---------- Data lines ----------

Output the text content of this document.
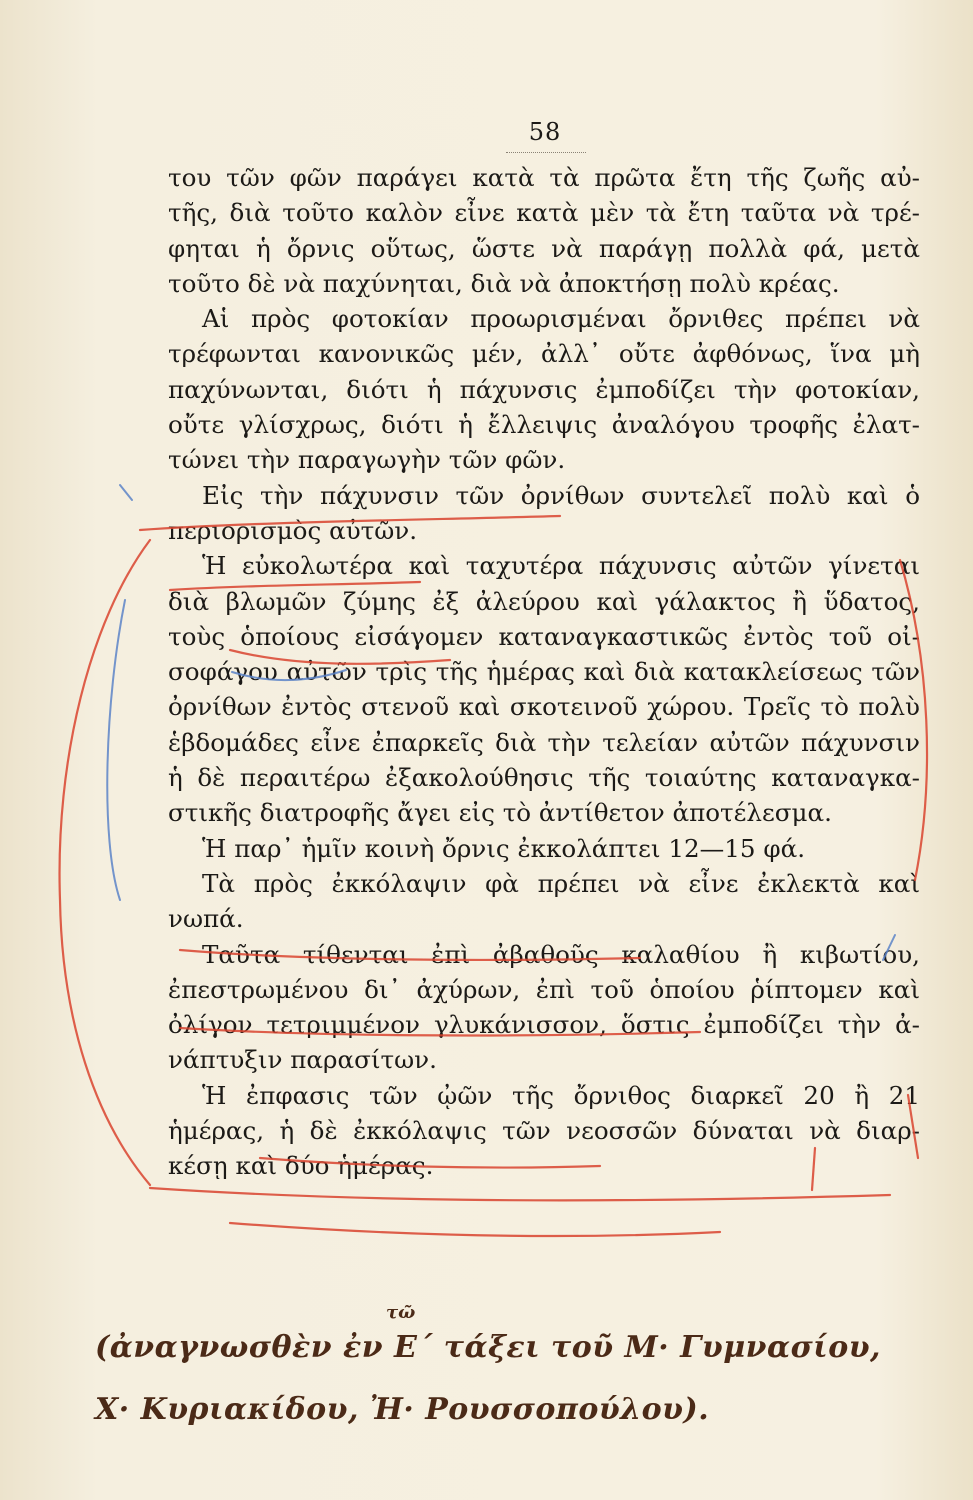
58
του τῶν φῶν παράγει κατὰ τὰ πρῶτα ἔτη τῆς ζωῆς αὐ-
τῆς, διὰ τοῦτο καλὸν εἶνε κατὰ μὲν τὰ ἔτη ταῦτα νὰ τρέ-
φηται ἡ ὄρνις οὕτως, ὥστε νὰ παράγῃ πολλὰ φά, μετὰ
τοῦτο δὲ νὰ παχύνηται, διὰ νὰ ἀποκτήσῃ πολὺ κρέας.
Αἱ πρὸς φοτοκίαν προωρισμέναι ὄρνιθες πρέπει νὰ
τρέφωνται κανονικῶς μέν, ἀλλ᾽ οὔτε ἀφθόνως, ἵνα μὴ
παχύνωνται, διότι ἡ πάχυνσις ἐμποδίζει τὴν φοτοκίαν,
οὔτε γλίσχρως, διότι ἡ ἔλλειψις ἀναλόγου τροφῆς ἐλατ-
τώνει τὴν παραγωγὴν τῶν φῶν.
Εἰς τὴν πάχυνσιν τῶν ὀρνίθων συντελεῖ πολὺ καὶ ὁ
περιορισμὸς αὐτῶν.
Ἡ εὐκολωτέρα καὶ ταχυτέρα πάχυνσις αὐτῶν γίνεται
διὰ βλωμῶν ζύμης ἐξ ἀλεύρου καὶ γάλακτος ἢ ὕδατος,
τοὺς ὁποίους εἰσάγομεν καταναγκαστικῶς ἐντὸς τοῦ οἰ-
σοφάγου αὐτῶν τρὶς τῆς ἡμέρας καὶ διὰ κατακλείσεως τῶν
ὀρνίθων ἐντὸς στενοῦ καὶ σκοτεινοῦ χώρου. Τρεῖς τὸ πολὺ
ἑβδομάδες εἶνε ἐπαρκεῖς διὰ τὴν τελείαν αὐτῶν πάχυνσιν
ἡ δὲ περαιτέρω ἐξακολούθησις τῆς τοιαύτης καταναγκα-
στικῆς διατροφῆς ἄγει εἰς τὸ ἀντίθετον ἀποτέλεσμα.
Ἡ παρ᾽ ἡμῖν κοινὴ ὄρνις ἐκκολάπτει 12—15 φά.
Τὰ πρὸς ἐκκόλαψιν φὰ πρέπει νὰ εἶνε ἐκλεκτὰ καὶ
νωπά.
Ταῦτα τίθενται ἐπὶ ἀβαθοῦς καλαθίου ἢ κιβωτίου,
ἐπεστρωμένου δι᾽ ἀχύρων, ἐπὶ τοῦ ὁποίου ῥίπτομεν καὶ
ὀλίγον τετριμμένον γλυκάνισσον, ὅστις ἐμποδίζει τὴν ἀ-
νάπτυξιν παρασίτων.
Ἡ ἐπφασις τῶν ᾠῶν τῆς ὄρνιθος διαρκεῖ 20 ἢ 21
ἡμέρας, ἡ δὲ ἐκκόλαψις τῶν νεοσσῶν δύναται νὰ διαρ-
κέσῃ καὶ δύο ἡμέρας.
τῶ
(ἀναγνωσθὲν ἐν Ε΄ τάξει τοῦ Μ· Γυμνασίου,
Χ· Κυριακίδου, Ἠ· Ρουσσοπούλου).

----------

Task requirements: Exactly as written, return every line of the listing, but not the pictures.

Solution to the exercise:
Output the text content of this document.
58
του τῶν φῶν παράγει κατὰ τὰ πρῶτα ἔτη τῆς ζωῆς αὐ-
τῆς, διὰ τοῦτο καλὸν εἶνε κατὰ μὲν τὰ ἔτη ταῦτα νὰ τρέ-
φηται ἡ ὄρνις οὕτως, ὥστε νὰ παράγῃ πολλὰ φά, μετὰ
τοῦτο δὲ νὰ παχύνηται, διὰ νὰ ἀποκτήσῃ πολὺ κρέας.
Αἱ πρὸς φοτοκίαν προωρισμέναι ὄρνιθες πρέπει νὰ
τρέφωνται κανονικῶς μέν, ἀλλ᾽ οὔτε ἀφθόνως, ἵνα μὴ
παχύνωνται, διότι ἡ πάχυνσις ἐμποδίζει τὴν φοτοκίαν,
οὔτε γλίσχρως, διότι ἡ ἔλλειψις ἀναλόγου τροφῆς ἐλατ-
τώνει τὴν παραγωγὴν τῶν φῶν.
Εἰς τὴν πάχυνσιν τῶν ὀρνίθων συντελεῖ πολὺ καὶ ὁ
περιορισμὸς αὐτῶν.
Ἡ εὐκολωτέρα καὶ ταχυτέρα πάχυνσις αὐτῶν γίνεται
διὰ βλωμῶν ζύμης ἐξ ἀλεύρου καὶ γάλακτος ἢ ὕδατος,
τοὺς ὁποίους εἰσάγομεν καταναγκαστικῶς ἐντὸς τοῦ οἰ-
σοφάγου αὐτῶν τρὶς τῆς ἡμέρας καὶ διὰ κατακλείσεως τῶν
ὀρνίθων ἐντὸς στενοῦ καὶ σκοτεινοῦ χώρου. Τρεῖς τὸ πολὺ
ἑβδομάδες εἶνε ἐπαρκεῖς διὰ τὴν τελείαν αὐτῶν πάχυνσιν
ἡ δὲ περαιτέρω ἐξακολούθησις τῆς τοιαύτης καταναγκα-
στικῆς διατροφῆς ἄγει εἰς τὸ ἀντίθετον ἀποτέλεσμα.
Ἡ παρ᾽ ἡμῖν κοινὴ ὄρνις ἐκκολάπτει 12—15 φά.
Τὰ πρὸς ἐκκόλαψιν φὰ πρέπει νὰ εἶνε ἐκλεκτὰ καὶ
νωπά.
Ταῦτα τίθενται ἐπὶ ἀβαθοῦς καλαθίου ἢ κιβωτίου,
ἐπεστρωμένου δι᾽ ἀχύρων, ἐπὶ τοῦ ὁποίου ῥίπτομεν καὶ
ὀλίγον τετριμμένον γλυκάνισσον, ὅστις ἐμποδίζει τὴν ἀ-
νάπτυξιν παρασίτων.
Ἡ ἐπφασις τῶν ᾠῶν τῆς ὄρνιθος διαρκεῖ 20 ἢ 21
ἡμέρας, ἡ δὲ ἐκκόλαψις τῶν νεοσσῶν δύναται νὰ διαρ-
κέσῃ καὶ δύο ἡμέρας.
τῶ
(ἀναγνωσθὲν ἐν Ε΄ τάξει τοῦ Μ· Γυμνασίου,
Χ· Κυριακίδου, Ἠ· Ρουσσοπούλου).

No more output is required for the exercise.